[Saved entries]

[START]

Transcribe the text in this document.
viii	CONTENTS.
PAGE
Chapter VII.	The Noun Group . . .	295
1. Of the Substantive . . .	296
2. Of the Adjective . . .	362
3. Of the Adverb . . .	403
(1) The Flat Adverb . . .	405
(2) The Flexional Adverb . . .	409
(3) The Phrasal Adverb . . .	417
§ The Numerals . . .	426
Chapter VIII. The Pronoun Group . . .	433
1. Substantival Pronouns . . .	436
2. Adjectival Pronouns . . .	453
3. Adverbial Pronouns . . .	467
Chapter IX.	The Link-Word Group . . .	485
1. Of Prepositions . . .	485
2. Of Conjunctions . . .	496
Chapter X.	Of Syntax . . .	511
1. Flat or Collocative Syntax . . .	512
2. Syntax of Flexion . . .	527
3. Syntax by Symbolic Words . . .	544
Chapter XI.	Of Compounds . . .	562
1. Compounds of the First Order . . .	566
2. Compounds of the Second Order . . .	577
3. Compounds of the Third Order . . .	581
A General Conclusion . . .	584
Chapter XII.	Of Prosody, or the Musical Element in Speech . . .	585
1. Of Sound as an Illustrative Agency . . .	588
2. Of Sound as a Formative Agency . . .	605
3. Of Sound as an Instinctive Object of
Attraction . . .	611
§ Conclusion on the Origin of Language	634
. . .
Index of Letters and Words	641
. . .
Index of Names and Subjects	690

[END]
[START]

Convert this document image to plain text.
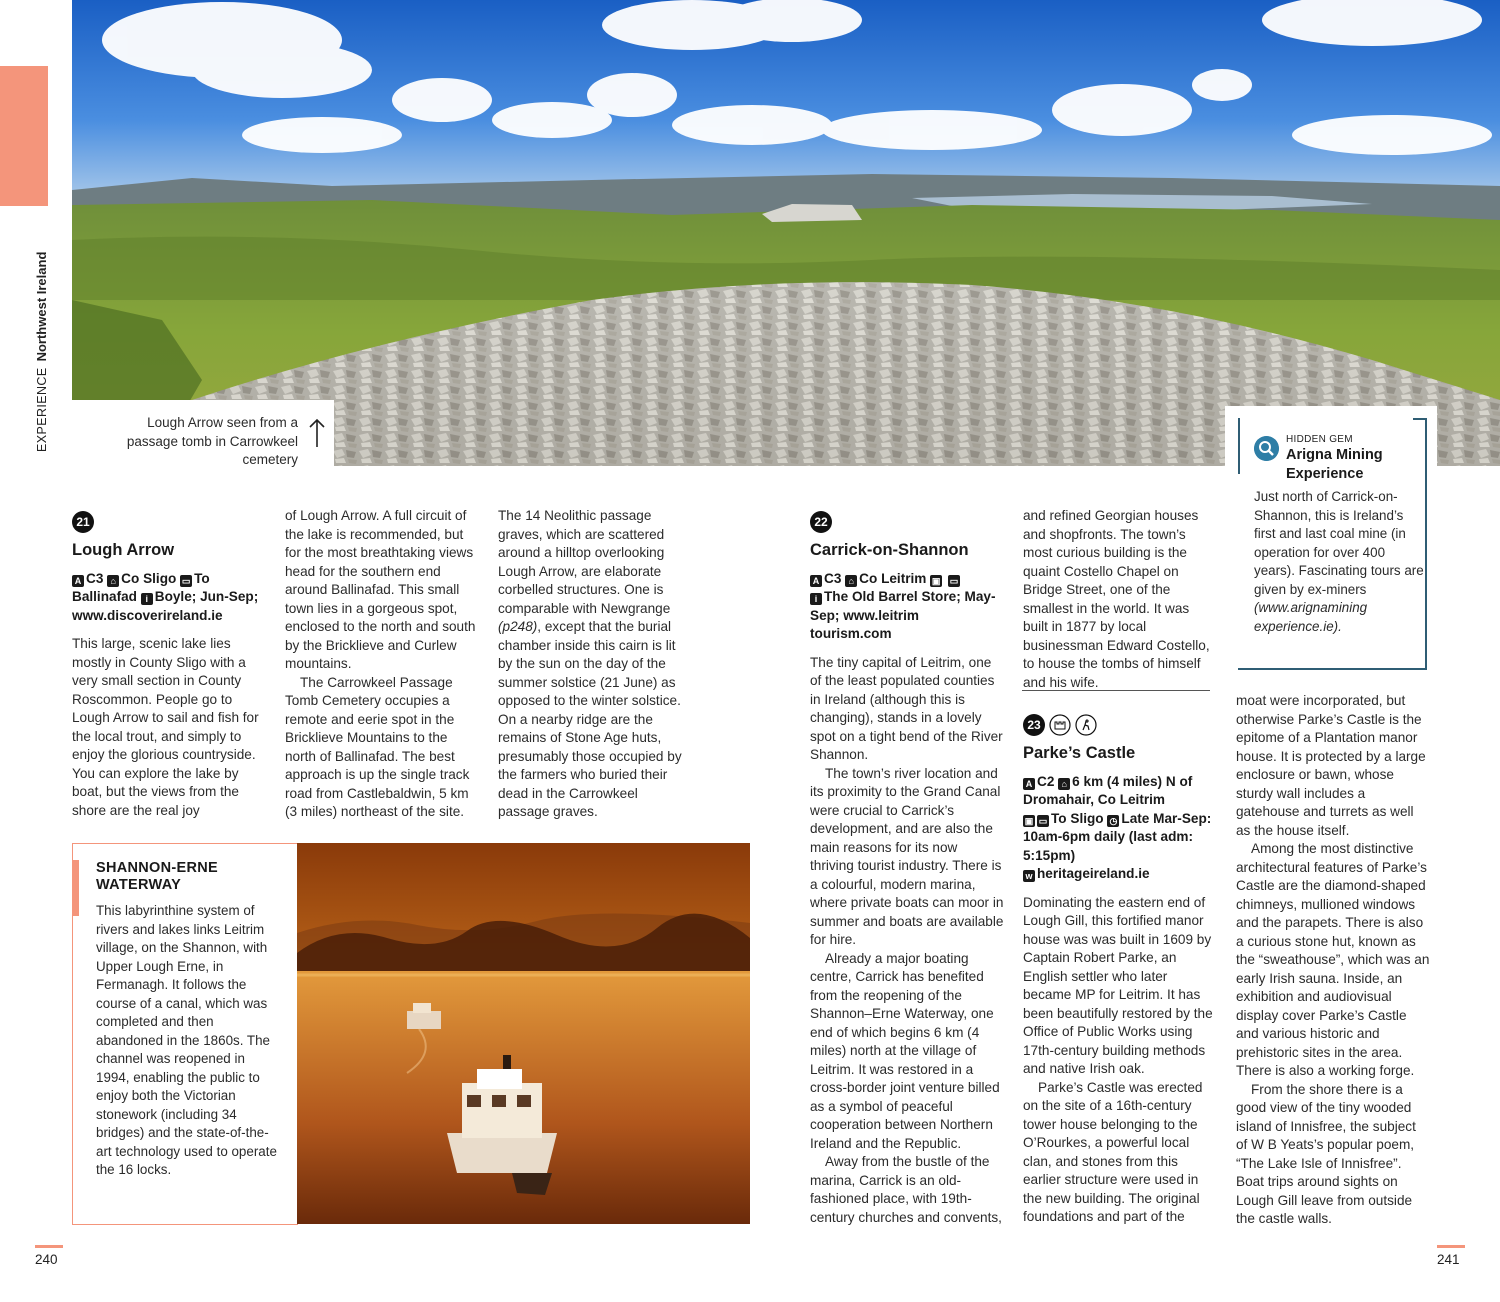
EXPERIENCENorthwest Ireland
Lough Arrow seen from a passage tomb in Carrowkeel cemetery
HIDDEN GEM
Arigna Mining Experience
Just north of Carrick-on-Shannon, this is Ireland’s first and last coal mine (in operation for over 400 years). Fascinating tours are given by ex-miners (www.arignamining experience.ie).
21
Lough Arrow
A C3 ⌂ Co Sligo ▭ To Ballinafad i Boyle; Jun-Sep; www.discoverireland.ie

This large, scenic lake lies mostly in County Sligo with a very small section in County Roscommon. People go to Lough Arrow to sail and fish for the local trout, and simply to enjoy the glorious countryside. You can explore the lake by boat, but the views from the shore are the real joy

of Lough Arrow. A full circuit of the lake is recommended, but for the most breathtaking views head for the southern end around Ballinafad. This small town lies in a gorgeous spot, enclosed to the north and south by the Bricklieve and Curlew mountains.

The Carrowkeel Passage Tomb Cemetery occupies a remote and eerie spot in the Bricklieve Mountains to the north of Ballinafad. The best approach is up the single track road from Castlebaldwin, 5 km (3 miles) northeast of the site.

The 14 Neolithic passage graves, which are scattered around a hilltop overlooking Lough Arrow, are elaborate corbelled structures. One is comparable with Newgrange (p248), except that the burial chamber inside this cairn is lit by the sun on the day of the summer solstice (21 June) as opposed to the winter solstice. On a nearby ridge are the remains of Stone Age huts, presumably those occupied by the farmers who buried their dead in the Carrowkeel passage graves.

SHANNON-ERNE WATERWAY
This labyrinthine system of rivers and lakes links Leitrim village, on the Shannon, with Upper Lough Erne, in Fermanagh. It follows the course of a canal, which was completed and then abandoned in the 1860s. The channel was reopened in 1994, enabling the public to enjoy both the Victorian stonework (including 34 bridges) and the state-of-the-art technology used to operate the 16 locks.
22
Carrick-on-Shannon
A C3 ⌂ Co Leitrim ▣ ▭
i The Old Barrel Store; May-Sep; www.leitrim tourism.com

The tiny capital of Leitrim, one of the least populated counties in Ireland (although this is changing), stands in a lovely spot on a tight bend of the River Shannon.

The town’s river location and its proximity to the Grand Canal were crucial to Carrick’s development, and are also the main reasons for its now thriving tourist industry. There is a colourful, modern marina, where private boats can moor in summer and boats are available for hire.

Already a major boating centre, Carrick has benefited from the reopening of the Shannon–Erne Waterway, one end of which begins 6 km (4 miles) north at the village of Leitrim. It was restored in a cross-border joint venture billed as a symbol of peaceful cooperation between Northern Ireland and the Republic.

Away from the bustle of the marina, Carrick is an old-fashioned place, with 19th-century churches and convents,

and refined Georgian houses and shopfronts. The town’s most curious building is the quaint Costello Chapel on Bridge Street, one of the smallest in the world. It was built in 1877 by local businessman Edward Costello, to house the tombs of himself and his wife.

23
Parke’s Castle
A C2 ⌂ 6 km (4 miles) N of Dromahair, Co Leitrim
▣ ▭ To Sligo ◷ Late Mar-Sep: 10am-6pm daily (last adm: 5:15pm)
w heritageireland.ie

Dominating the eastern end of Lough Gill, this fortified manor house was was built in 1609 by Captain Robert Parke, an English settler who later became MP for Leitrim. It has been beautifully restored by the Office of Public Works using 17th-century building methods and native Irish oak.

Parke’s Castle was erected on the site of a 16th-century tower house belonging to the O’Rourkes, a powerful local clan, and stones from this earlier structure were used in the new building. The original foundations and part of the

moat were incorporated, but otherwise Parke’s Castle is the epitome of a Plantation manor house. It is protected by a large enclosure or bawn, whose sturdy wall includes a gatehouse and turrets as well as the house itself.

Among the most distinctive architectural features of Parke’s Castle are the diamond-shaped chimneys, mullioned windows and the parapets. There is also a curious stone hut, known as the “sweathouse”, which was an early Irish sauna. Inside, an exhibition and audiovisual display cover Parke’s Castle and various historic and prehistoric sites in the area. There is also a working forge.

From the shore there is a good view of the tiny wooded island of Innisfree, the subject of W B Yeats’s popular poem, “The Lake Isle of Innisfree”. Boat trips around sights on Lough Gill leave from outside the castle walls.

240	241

[END]
[START]

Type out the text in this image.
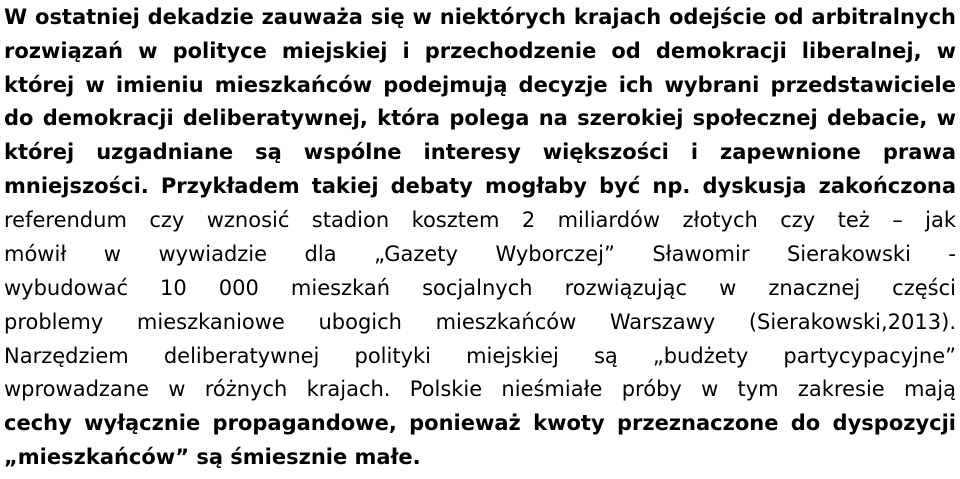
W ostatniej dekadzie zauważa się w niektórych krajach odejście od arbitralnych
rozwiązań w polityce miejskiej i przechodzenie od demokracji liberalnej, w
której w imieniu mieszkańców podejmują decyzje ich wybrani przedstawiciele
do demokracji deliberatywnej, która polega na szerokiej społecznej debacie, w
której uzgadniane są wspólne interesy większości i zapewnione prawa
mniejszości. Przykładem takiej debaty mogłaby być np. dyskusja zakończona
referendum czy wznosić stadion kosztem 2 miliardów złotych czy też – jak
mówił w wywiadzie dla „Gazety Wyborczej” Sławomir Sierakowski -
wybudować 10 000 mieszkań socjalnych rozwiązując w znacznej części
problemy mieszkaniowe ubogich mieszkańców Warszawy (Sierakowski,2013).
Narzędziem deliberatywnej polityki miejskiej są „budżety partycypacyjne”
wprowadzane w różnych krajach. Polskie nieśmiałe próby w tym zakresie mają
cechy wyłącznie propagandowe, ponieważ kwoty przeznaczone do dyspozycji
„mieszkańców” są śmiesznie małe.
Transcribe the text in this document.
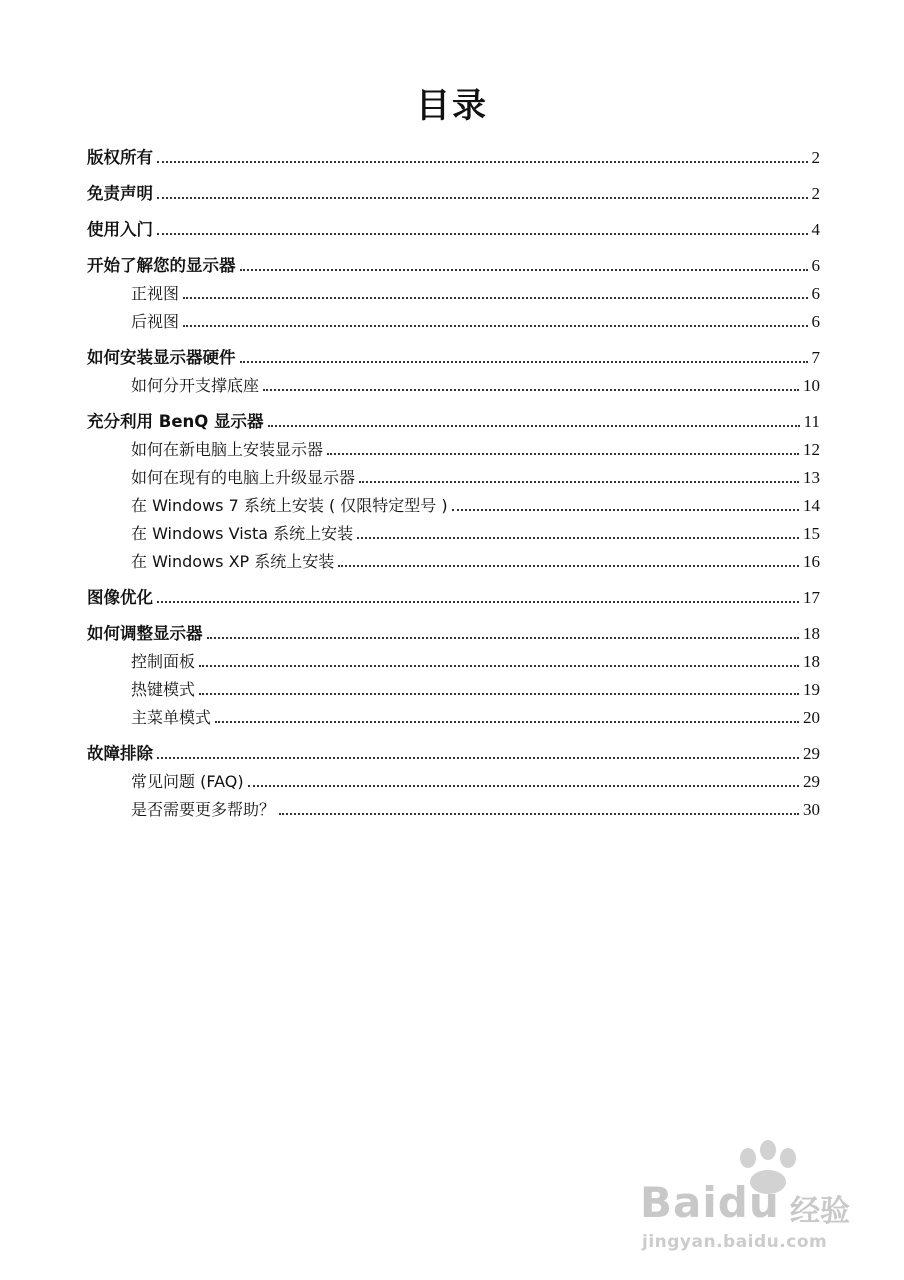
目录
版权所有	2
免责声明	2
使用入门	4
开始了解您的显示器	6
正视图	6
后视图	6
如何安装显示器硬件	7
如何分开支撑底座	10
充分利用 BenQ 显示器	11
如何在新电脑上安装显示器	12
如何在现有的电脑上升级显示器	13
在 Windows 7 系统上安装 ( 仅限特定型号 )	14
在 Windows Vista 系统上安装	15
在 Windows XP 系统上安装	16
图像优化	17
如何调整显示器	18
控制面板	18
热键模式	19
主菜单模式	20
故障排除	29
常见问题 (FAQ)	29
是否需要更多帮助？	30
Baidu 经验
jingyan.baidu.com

[END]

_What you need to do_. Gather all lines with the string "系统上安装" from the data.

_Answer for this exercise_.
在 Windows 7 系统上安装 ( 仅限特定型号 )	14
在 Windows Vista 系统上安装	15
在 Windows XP 系统上安装	16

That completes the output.